[Start]

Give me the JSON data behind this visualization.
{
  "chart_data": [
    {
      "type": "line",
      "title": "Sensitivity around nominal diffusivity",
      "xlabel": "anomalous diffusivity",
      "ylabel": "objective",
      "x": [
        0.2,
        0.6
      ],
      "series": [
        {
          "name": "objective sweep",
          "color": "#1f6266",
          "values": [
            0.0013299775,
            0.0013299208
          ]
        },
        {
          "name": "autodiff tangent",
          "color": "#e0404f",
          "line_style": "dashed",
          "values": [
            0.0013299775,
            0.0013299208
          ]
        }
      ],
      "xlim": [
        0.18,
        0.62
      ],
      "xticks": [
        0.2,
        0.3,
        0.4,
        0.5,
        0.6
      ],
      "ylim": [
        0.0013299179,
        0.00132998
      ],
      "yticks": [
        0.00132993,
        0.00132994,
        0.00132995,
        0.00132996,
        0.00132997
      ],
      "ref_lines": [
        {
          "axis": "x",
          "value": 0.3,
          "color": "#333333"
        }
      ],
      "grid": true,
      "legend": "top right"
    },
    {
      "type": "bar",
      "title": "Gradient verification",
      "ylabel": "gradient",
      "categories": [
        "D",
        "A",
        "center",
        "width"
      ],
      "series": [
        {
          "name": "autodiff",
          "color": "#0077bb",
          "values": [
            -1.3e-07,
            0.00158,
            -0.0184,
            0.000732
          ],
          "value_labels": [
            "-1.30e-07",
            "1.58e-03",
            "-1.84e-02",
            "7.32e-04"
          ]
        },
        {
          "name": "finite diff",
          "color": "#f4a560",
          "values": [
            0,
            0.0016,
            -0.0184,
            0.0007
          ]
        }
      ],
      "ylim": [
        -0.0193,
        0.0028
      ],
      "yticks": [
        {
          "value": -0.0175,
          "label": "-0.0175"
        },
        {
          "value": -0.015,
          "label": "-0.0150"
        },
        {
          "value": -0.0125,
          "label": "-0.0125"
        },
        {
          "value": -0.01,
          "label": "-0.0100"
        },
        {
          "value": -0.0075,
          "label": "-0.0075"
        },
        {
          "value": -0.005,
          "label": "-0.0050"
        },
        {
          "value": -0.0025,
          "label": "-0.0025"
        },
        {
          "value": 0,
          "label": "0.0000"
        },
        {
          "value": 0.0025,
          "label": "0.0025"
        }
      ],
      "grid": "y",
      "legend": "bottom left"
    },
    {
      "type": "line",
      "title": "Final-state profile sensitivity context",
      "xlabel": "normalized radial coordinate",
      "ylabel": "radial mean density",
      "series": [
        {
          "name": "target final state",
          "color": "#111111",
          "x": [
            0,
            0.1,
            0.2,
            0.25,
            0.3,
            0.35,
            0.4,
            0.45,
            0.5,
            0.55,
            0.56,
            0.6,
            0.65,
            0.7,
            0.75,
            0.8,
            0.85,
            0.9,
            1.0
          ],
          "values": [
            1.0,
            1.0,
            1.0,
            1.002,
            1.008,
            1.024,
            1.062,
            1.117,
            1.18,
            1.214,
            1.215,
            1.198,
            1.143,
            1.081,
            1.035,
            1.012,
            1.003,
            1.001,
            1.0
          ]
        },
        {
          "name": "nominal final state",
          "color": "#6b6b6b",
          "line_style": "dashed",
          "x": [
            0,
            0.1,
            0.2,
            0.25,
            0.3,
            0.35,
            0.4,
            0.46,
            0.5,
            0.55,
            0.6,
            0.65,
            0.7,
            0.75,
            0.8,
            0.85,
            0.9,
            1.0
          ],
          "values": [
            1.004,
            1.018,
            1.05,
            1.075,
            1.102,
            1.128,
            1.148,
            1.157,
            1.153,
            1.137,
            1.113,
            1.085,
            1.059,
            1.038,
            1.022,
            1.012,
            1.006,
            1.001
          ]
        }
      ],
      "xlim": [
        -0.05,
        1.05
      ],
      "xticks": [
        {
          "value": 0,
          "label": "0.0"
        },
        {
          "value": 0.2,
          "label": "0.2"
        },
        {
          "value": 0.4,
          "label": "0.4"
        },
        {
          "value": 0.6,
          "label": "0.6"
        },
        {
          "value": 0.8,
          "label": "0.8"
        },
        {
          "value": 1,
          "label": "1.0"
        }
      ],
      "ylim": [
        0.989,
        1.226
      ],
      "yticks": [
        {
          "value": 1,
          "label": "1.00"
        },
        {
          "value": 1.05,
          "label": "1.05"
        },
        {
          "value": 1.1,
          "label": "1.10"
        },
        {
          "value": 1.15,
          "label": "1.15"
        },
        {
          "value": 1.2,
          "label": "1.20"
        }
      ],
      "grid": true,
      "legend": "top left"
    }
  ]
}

[End]

◆ **Task brief**: Write out the whole listing exactly.

◆ **Correct answer**:
Give me the JSON data behind this visualization.
{
  "chart_data": [
    {
      "type": "line",
      "title": "Sensitivity around nominal diffusivity",
      "xlabel": "anomalous diffusivity",
      "ylabel": "objective",
      "x": [
        0.2,
        0.6
      ],
      "series": [
        {
          "name": "objective sweep",
          "color": "#1f6266",
          "values": [
            0.0013299775,
            0.0013299208
          ]
        },
        {
          "name": "autodiff tangent",
          "color": "#e0404f",
          "line_style": "dashed",
          "values": [
            0.0013299775,
            0.0013299208
          ]
        }
      ],
      "xlim": [
        0.18,
        0.62
      ],
      "xticks": [
        0.2,
        0.3,
        0.4,
        0.5,
        0.6
      ],
      "ylim": [
        0.0013299179,
        0.00132998
      ],
      "yticks": [
        0.00132993,
        0.00132994,
        0.00132995,
        0.00132996,
        0.00132997
      ],
      "ref_lines": [
        {
          "axis": "x",
          "value": 0.3,
          "color": "#333333"
        }
      ],
      "grid": true,
      "legend": "top right"
    },
    {
      "type": "bar",
      "title": "Gradient verification",
      "ylabel": "gradient",
      "categories": [
        "D",
        "A",
        "center",
        "width"
      ],
      "series": [
        {
          "name": "autodiff",
          "color": "#0077bb",
          "values": [
            -1.3e-07,
            0.00158,
            -0.0184,
            0.000732
          ],
          "value_labels": [
            "-1.30e-07",
            "1.58e-03",
            "-1.84e-02",
            "7.32e-04"
          ]
        },
        {
          "name": "finite diff",
          "color": "#f4a560",
          "values": [
            0,
            0.0016,
            -0.0184,
            0.0007
          ]
        }
      ],
      "ylim": [
        -0.0193,
        0.0028
      ],
      "yticks": [
        {
          "value": -0.0175,
          "label": "-0.0175"
        },
        {
          "value": -0.015,
          "label": "-0.0150"
        },
        {
          "value": -0.0125,
          "label": "-0.0125"
        },
        {
          "value": -0.01,
          "label": "-0.0100"
        },
        {
          "value": -0.0075,
          "label": "-0.0075"
        },
        {
          "value": -0.005,
          "label": "-0.0050"
        },
        {
          "value": -0.0025,
          "label": "-0.0025"
        },
        {
          "value": 0,
          "label": "0.0000"
        },
        {
          "value": 0.0025,
          "label": "0.0025"
        }
      ],
      "grid": "y",
      "legend": "bottom left"
    },
    {
      "type": "line",
      "title": "Final-state profile sensitivity context",
      "xlabel": "normalized radial coordinate",
      "ylabel": "radial mean density",
      "series": [
        {
          "name": "target final state",
          "color": "#111111",
          "x": [
            0,
            0.1,
            0.2,
            0.25,
            0.3,
            0.35,
            0.4,
            0.45,
            0.5,
            0.55,
            0.56,
            0.6,
            0.65,
            0.7,
            0.75,
            0.8,
            0.85,
            0.9,
            1.0
          ],
          "values": [
            1.0,
            1.0,
            1.0,
            1.002,
            1.008,
            1.024,
            1.062,
            1.117,
            1.18,
            1.214,
            1.215,
            1.198,
            1.143,
            1.081,
            1.035,
            1.012,
            1.003,
            1.001,
            1.0
          ]
        },
        {
          "name": "nominal final state",
          "color": "#6b6b6b",
          "line_style": "dashed",
          "x": [
            0,
            0.1,
            0.2,
            0.25,
            0.3,
            0.35,
            0.4,
            0.46,
            0.5,
            0.55,
            0.6,
            0.65,
            0.7,
            0.75,
            0.8,
            0.85,
            0.9,
            1.0
          ],
          "values": [
            1.004,
            1.018,
            1.05,
            1.075,
            1.102,
            1.128,
            1.148,
            1.157,
            1.153,
            1.137,
            1.113,
            1.085,
            1.059,
            1.038,
            1.022,
            1.012,
            1.006,
            1.001
          ]
        }
      ],
      "xlim": [
        -0.05,
        1.05
      ],
      "xticks": [
        {
          "value": 0,
          "label": "0.0"
        },
        {
          "value": 0.2,
          "label": "0.2"
        },
        {
          "value": 0.4,
          "label": "0.4"
        },
        {
          "value": 0.6,
          "label": "0.6"
        },
        {
          "value": 0.8,
          "label": "0.8"
        },
        {
          "value": 1,
          "label": "1.0"
        }
      ],
      "ylim": [
        0.989,
        1.226
      ],
      "yticks": [
        {
          "value": 1,
          "label": "1.00"
        },
        {
          "value": 1.05,
          "label": "1.05"
        },
        {
          "value": 1.1,
          "label": "1.10"
        },
        {
          "value": 1.15,
          "label": "1.15"
        },
        {
          "value": 1.2,
          "label": "1.20"
        }
      ],
      "grid": true,
      "legend": "top left"
    }
  ]
}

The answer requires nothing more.